Set exercise >> Find every line in the records below that holds the word "chevron" and copy it.

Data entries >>
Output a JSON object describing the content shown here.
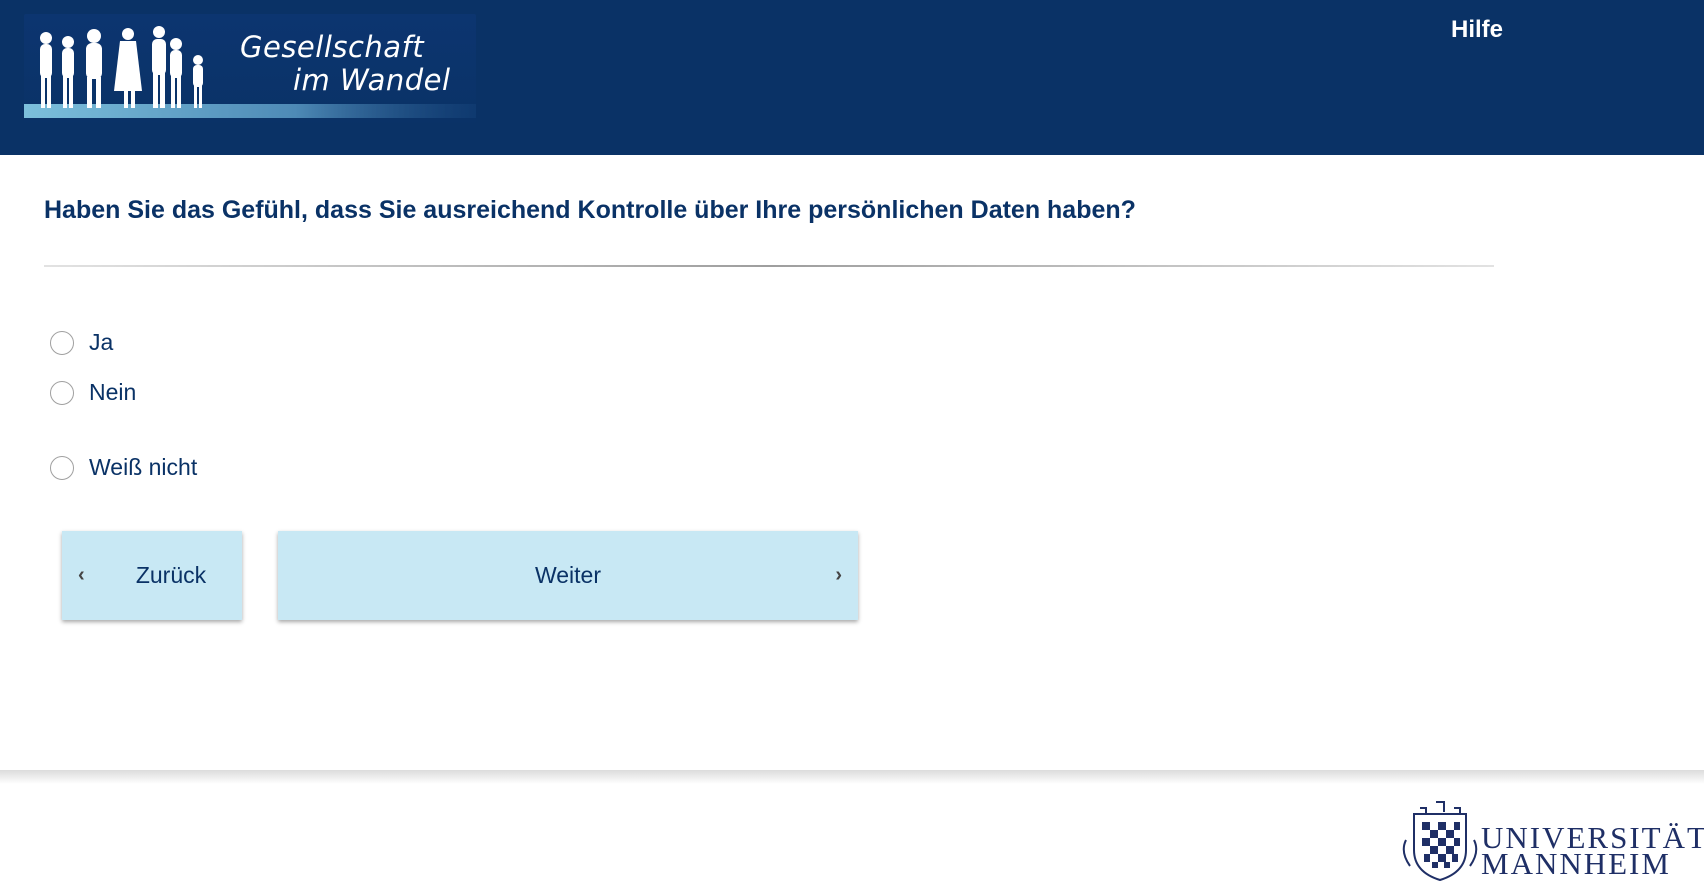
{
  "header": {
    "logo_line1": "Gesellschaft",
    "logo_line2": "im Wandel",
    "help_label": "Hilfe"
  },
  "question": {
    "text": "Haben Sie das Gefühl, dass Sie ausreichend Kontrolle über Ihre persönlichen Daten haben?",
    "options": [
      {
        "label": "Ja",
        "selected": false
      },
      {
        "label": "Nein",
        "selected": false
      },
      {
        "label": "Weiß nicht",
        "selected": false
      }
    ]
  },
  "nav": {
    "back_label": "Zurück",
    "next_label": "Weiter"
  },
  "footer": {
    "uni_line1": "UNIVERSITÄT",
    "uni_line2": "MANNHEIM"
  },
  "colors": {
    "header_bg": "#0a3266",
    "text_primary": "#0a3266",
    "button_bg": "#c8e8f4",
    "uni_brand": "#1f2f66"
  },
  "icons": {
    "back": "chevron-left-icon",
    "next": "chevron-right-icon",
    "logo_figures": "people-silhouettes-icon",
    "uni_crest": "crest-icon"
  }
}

Response for this exercise >>
    "back": "chevron-left-icon",
    "next": "chevron-right-icon",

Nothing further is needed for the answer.